Dataset excerpt ::
┌────────

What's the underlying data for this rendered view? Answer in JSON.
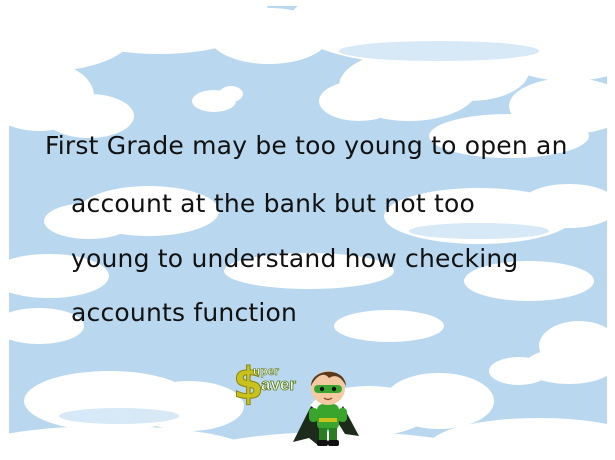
{
  "slide": {
    "body_lines": [
      "First Grade may be too young to open an",
      "account at the bank but not too",
      "young to understand how checking",
      "accounts function"
    ],
    "logo": {
      "symbol": "$",
      "word_top": "uper",
      "word_bottom": "aver"
    }
  },
  "colors": {
    "sky": "#b9d7ef",
    "cloud": "#ffffff",
    "text": "#111111",
    "logo_gold": "#c9c21e",
    "hero_green": "#3aa52c"
  },
  "icons": {
    "background": "cloud-sky-background",
    "mascot": "superhero-kid-icon"
  }
}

└────────

WHAT TO PRODUCE :: Pictures stay out; repeat all the rest of the records exactly.

THE REPLY ::
What's the underlying data for this rendered view? Answer in JSON.
{
  "slide": {
    "body_lines": [
      "First Grade may be too young to open an",
      "account at the bank but not too",
      "young to understand how checking",
      "accounts function"
    ],
    "logo": {
      "symbol": "$",
      "word_top": "uper",
      "word_bottom": "aver"
    }
  },
  "colors": {
    "sky": "#b9d7ef",
    "cloud": "#ffffff",
    "text": "#111111",
    "logo_gold": "#c9c21e",
    "hero_green": "#3aa52c"
  },
  "icons": {
    "background": "cloud-sky-background",
    "mascot": "superhero-kid-icon"
  }
}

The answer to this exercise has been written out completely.